*Directive*. Transcribe the records in full, keeping every character as it is.
+---+
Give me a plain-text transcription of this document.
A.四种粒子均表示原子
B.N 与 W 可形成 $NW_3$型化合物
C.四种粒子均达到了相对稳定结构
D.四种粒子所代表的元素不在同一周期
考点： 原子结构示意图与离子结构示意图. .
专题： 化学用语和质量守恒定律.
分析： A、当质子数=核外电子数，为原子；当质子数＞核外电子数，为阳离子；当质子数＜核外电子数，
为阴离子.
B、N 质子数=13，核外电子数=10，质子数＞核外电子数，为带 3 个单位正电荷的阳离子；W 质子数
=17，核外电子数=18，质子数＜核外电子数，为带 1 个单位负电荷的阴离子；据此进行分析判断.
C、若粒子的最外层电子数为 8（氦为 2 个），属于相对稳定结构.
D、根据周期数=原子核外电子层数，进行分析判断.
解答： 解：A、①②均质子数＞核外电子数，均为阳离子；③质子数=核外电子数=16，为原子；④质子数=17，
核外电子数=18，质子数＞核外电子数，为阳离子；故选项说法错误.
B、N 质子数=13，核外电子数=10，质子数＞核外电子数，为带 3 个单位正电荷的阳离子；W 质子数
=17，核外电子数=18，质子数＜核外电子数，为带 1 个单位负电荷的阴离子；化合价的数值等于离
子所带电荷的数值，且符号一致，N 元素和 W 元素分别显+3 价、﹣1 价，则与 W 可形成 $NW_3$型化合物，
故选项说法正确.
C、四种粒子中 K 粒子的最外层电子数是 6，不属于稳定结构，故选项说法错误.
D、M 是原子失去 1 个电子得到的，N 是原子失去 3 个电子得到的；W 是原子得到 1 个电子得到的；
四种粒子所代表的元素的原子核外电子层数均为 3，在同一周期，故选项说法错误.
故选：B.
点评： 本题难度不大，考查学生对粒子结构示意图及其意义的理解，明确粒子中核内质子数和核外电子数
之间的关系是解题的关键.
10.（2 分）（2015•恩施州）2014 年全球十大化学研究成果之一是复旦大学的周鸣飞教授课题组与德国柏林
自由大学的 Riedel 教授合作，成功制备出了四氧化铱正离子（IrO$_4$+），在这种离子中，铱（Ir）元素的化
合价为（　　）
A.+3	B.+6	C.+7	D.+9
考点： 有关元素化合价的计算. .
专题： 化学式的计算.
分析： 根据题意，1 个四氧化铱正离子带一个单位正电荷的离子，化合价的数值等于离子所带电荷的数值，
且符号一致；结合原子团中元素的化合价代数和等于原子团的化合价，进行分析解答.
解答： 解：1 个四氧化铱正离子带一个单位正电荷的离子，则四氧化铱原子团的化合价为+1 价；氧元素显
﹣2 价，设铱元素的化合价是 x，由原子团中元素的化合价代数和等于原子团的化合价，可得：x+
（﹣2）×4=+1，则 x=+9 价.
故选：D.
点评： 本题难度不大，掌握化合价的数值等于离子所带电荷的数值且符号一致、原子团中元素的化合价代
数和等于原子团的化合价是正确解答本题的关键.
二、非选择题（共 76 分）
+---+
*Expected output*.
Give me a plain-text transcription of this document.
A.四种粒子均表示原子
B.N 与 W 可形成 $NW_3$型化合物
C.四种粒子均达到了相对稳定结构
D.四种粒子所代表的元素不在同一周期
考点： 原子结构示意图与离子结构示意图. .
专题： 化学用语和质量守恒定律.
分析： A、当质子数=核外电子数，为原子；当质子数＞核外电子数，为阳离子；当质子数＜核外电子数，
为阴离子.
B、N 质子数=13，核外电子数=10，质子数＞核外电子数，为带 3 个单位正电荷的阳离子；W 质子数
=17，核外电子数=18，质子数＜核外电子数，为带 1 个单位负电荷的阴离子；据此进行分析判断.
C、若粒子的最外层电子数为 8（氦为 2 个），属于相对稳定结构.
D、根据周期数=原子核外电子层数，进行分析判断.
解答： 解：A、①②均质子数＞核外电子数，均为阳离子；③质子数=核外电子数=16，为原子；④质子数=17，
核外电子数=18，质子数＞核外电子数，为阳离子；故选项说法错误.
B、N 质子数=13，核外电子数=10，质子数＞核外电子数，为带 3 个单位正电荷的阳离子；W 质子数
=17，核外电子数=18，质子数＜核外电子数，为带 1 个单位负电荷的阴离子；化合价的数值等于离
子所带电荷的数值，且符号一致，N 元素和 W 元素分别显+3 价、﹣1 价，则与 W 可形成 $NW_3$型化合物，
故选项说法正确.
C、四种粒子中 K 粒子的最外层电子数是 6，不属于稳定结构，故选项说法错误.
D、M 是原子失去 1 个电子得到的，N 是原子失去 3 个电子得到的；W 是原子得到 1 个电子得到的；
四种粒子所代表的元素的原子核外电子层数均为 3，在同一周期，故选项说法错误.
故选：B.
点评： 本题难度不大，考查学生对粒子结构示意图及其意义的理解，明确粒子中核内质子数和核外电子数
之间的关系是解题的关键.
10.（2 分）（2015•恩施州）2014 年全球十大化学研究成果之一是复旦大学的周鸣飞教授课题组与德国柏林
自由大学的 Riedel 教授合作，成功制备出了四氧化铱正离子（IrO$_4$+），在这种离子中，铱（Ir）元素的化
合价为（　　）
A.+3	B.+6	C.+7	D.+9
考点： 有关元素化合价的计算. .
专题： 化学式的计算.
分析： 根据题意，1 个四氧化铱正离子带一个单位正电荷的离子，化合价的数值等于离子所带电荷的数值，
且符号一致；结合原子团中元素的化合价代数和等于原子团的化合价，进行分析解答.
解答： 解：1 个四氧化铱正离子带一个单位正电荷的离子，则四氧化铱原子团的化合价为+1 价；氧元素显
﹣2 价，设铱元素的化合价是 x，由原子团中元素的化合价代数和等于原子团的化合价，可得：x+
（﹣2）×4=+1，则 x=+9 价.
故选：D.
点评： 本题难度不大，掌握化合价的数值等于离子所带电荷的数值且符号一致、原子团中元素的化合价代
数和等于原子团的化合价是正确解答本题的关键.
二、非选择题（共 76 分）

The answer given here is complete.